* **Set of tasks**:
(a) In the court opinion on Vision 2007 and Lexstar, how many months of work on the hotel project had passed before Vision terminated the contract?
(b) Pick up the court opinion on Vision 2007 and Lexstar after its final sentence and write the next part.

2011 WY 84, 255 P.3d 914, VISION 2007, LLC, V. LEXSTAR DEVELOPMENT AND CONSTRUCTION COMPANY, LLC

Case Date: 05/25/2011
Docket No: S-10-0020

VISION 2007, LLC, V. LEXSTAR DEVELOPMENT AND CONSTRUCTION COMPANY, LLC
2011 WY 84
255 P.3d 914
Case Number: S-10-0020
Decided: 05/25/2011


Cite as: 2011 WY 84, 255 P.3d 914


APRIL TERM, A.D. 2011

                                                                                   

VISION 2007, LLC,

Appellant (Petitioner),

v.

LEXSTAR DEVELOPMENT AND CONSTRUCTION COMPANY, LLC,

Appellee (Respondent).

 

Appeal from the District Court of Campbell County

The Honorable John R. Perry, Judge

  

Representing Appellant:

Douglas Fowler of Fowler Associates, Cheyenne, Wyoming*; Stephen H. Kline of Kline Law Office, P.C., Cheyenne, Wyoming; and John W. Burke of Thomas Braun Bernard & Burke, LLP, Rapid City, South Dakota.  Argument by Mr. Burke.

 

Representing Appellee:

Ryan Schwartz of Williams, Porter, Day & Neville, P.C., Casper, Wyoming

 

GOLDEN, Justice.

 

[1]      Vision 2007, LLC (Vision) entered into a contract with Lexstar Development and Construction Company, LLC (Lexstar) for the construction of a hotel.  After seventeen months of work on the project, Vision terminated the contract with Lexstar, and Lexstar subsequently filed a lien against the hotel property for amounts it claimed remained owing.  Vision filed a petition to strike the lien pursuant to Wyo. Stat. Ann. 29-1-311(b), which the district court denied on the ground that Vision failed to prove Lexstar knew, when it filed its claim of lien, that the lien was groundless or contained a material misstatement or false claim.  Vision appeals, claiming the district court improperly placed the burden of proof on Vision and that the district courts factual findings were clearly erroneous.

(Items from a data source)
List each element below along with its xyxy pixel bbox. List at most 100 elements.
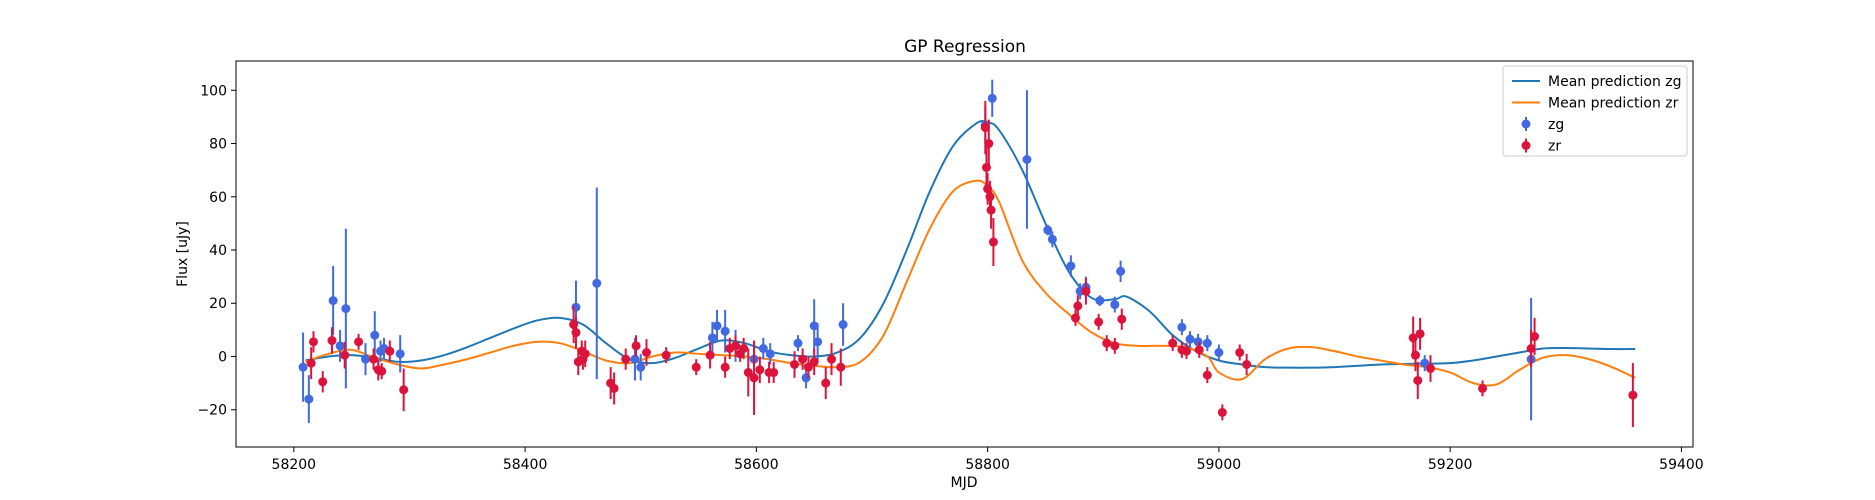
- zr-marker: [377, 366, 387, 376]
- zr-point: [631, 335, 641, 357]
- zr-marker: [803, 362, 813, 372]
- zr-marker: [1410, 350, 1420, 360]
- zg-marker: [592, 278, 602, 288]
- x-tick-label: 59400: [1659, 457, 1704, 473]
- zr-point: [1530, 317, 1540, 356]
- zr-marker: [980, 123, 990, 133]
- zr-marker: [1102, 338, 1112, 348]
- zg-marker: [370, 330, 380, 340]
- zr-marker: [798, 354, 808, 364]
- zr-marker: [984, 139, 994, 149]
- zg-point: [1185, 331, 1195, 348]
- zr-point: [743, 348, 753, 397]
- zr-marker: [642, 347, 652, 357]
- zg-marker: [298, 362, 308, 372]
- zr-point: [749, 340, 759, 416]
- zg-point: [1177, 319, 1187, 336]
- zg-marker: [1066, 261, 1076, 271]
- y-tick-label: −20: [197, 403, 227, 419]
- zr-marker: [399, 385, 409, 395]
- zg-marker: [1420, 358, 1430, 368]
- zr-marker: [1110, 341, 1120, 351]
- y-axis-label: Flux [uJy]: [175, 221, 191, 287]
- zr-marker: [1526, 344, 1536, 354]
- zr-marker: [306, 358, 316, 368]
- zr-marker: [1094, 317, 1104, 327]
- x-axis-label: MJD: [951, 475, 978, 491]
- zr-marker: [1426, 363, 1436, 373]
- legend-label: zr: [1548, 139, 1561, 155]
- zg-point: [636, 353, 646, 381]
- zr-marker: [1194, 345, 1204, 355]
- zr-marker: [327, 336, 337, 346]
- legend-label: Mean prediction zg: [1548, 74, 1682, 90]
- zr-point: [803, 356, 813, 378]
- y-tick-label: 100: [200, 83, 227, 99]
- zr-marker: [986, 205, 996, 215]
- zr-point: [790, 351, 800, 378]
- zg-marker: [793, 338, 803, 348]
- y-tick-label: 80: [209, 137, 227, 153]
- zg-marker: [987, 93, 997, 103]
- zg-marker: [1110, 300, 1120, 310]
- y-axis: −20 0 20 40 60 80 100: [197, 83, 236, 419]
- zg-marker: [1214, 347, 1224, 357]
- zr-point: [1073, 295, 1083, 317]
- zr-point: [642, 339, 652, 366]
- zr-marker: [705, 350, 715, 360]
- zr-point: [1081, 277, 1091, 305]
- y-tick-label: 20: [209, 296, 227, 312]
- zg-marker: [335, 341, 345, 351]
- zr-marker: [1081, 286, 1091, 296]
- zr-point: [769, 361, 779, 384]
- zr-marker: [1413, 375, 1423, 385]
- zg-marker: [712, 321, 722, 331]
- x-tick-label: 58200: [272, 457, 317, 473]
- zr-marker: [809, 357, 819, 367]
- zr-marker: [790, 359, 800, 369]
- y-tick-label: 0: [218, 349, 227, 365]
- zg-marker: [1116, 266, 1126, 276]
- zr-marker: [739, 344, 749, 354]
- zr-marker: [1530, 332, 1540, 342]
- zr-point: [399, 368, 409, 412]
- zg-marker: [341, 304, 351, 314]
- zg-point: [304, 375, 314, 424]
- zr-marker: [720, 362, 730, 372]
- zr-marker: [318, 377, 328, 387]
- zr-marker: [340, 350, 350, 360]
- zg-marker: [1185, 334, 1195, 344]
- zg-point: [1047, 231, 1057, 248]
- zg-point: [335, 329, 345, 362]
- zr-point: [661, 347, 671, 364]
- zr-point: [1235, 344, 1245, 361]
- zg-point: [370, 311, 380, 360]
- zr-point: [984, 119, 994, 168]
- zr-point: [580, 340, 590, 368]
- zg-marker: [361, 354, 371, 364]
- legend-label: zg: [1548, 117, 1564, 133]
- zr-point: [377, 363, 387, 380]
- zr-point: [1102, 335, 1112, 352]
- zg-marker: [636, 362, 646, 372]
- legend-label: Mean prediction zr: [1548, 96, 1679, 112]
- plot-frame: [235, 60, 1694, 448]
- y-tick-label: 60: [209, 190, 227, 206]
- zr-point: [798, 348, 808, 370]
- zr-point: [340, 341, 350, 369]
- zr-point: [1413, 361, 1423, 400]
- zg-point: [838, 303, 848, 346]
- zg-point: [341, 228, 351, 389]
- zr-marker: [1117, 314, 1127, 324]
- zg-point: [720, 309, 730, 353]
- zg-marker: [1202, 338, 1212, 348]
- zr-point: [988, 218, 998, 266]
- zr-point: [809, 348, 819, 376]
- zg-point: [395, 335, 405, 373]
- x-tick-label: 59200: [1428, 457, 1473, 473]
- zr-marker: [621, 354, 631, 364]
- zg-marker: [630, 354, 640, 364]
- zr-point: [1478, 380, 1488, 397]
- zr-point: [609, 372, 619, 405]
- zr-marker: [580, 349, 590, 359]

* **Exercise answers**:
(a) Seventeen months.

(b)
           

[2]      Although we agree the burden of proof under Wyo. Stat. Ann. 29-1-311(b) is on the lien claimant, not on the project owner, we find the district courts ruling was properly based on the evidence presented by the lien claimant, Lexstar, and on the failure of Vision to allege proper grounds for relief under Wyo. Stat. Ann. 29-1-311(b). We thus affirm.

 

ISSUES

 

[3]      Vision presents the following issues on appeal:

 

I.          Did the district court err in refusing to strike the corrected lien statement filed after the 120-day statutory limit?

 

II.         Did the district court err in refusing to strike the lien statement and corrected lien statement which did not include an itemized list setting forth and describing materials delivered or work performed, as required by Wyo. Stat. Ann. 29-1-301?

 

III.        Did the district court err in refusing to strike [the] lien statement which was untimely on its face?

 

IV.       Did the district court err in placing the burden of proof under Wyo. Stat. Ann. 29-1-311 upon the Petitioner?

 

FACTS

 

[4]      On October 2, 2007, Vision contracted with Lexstar for the construction of a hotel in Campbell County, Wyoming.  Seventeen months later, on March 5, 2009, Vision served Lexstar with a Notice of Termination of Contract by Owner for Cause.  On July 9, 2009, Lexstar filed a Lien Statement with the Campbell County Clerk, claiming a lien in the amount of $430,337.78 against the hotel property.  The lien stated, This amount represents the unpaid balance for goods, material and services furnished in the design, approval, construction oversight and materials on the above-described real property.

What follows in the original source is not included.